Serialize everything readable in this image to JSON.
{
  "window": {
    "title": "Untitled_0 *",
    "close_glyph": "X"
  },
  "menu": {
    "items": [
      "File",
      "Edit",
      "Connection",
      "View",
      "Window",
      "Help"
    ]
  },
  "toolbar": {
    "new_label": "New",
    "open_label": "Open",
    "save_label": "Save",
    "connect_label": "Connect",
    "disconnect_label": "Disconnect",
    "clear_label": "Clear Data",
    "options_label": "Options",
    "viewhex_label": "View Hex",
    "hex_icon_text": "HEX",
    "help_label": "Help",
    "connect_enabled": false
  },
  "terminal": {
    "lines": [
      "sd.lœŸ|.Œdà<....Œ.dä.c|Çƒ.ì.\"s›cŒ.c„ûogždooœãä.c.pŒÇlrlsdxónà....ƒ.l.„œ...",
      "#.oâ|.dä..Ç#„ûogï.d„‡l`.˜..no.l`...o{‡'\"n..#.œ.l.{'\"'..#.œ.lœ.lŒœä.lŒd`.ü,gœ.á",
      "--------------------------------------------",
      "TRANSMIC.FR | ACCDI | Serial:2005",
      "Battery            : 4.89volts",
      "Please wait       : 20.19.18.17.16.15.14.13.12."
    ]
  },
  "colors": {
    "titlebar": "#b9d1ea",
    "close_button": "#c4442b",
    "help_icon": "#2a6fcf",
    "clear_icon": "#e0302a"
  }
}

Written instruction = Give the listing again, word for word.

Correct output =
Serialize everything readable in this image to JSON.
{
  "window": {
    "title": "Untitled_0 *",
    "close_glyph": "X"
  },
  "menu": {
    "items": [
      "File",
      "Edit",
      "Connection",
      "View",
      "Window",
      "Help"
    ]
  },
  "toolbar": {
    "new_label": "New",
    "open_label": "Open",
    "save_label": "Save",
    "connect_label": "Connect",
    "disconnect_label": "Disconnect",
    "clear_label": "Clear Data",
    "options_label": "Options",
    "viewhex_label": "View Hex",
    "hex_icon_text": "HEX",
    "help_label": "Help",
    "connect_enabled": false
  },
  "terminal": {
    "lines": [
      "sd.lœŸ|.Œdà<....Œ.dä.c|Çƒ.ì.\"s›cŒ.c„ûogždooœãä.c.pŒÇlrlsdxónà....ƒ.l.„œ...",
      "#.oâ|.dä..Ç#„ûogï.d„‡l`.˜..no.l`...o{‡'\"n..#.œ.l.{'\"'..#.œ.lœ.lŒœä.lŒd`.ü,gœ.á",
      "--------------------------------------------",
      "TRANSMIC.FR | ACCDI | Serial:2005",
      "Battery            : 4.89volts",
      "Please wait       : 20.19.18.17.16.15.14.13.12."
    ]
  },
  "colors": {
    "titlebar": "#b9d1ea",
    "close_button": "#c4442b",
    "help_icon": "#2a6fcf",
    "clear_icon": "#e0302a"
  }
}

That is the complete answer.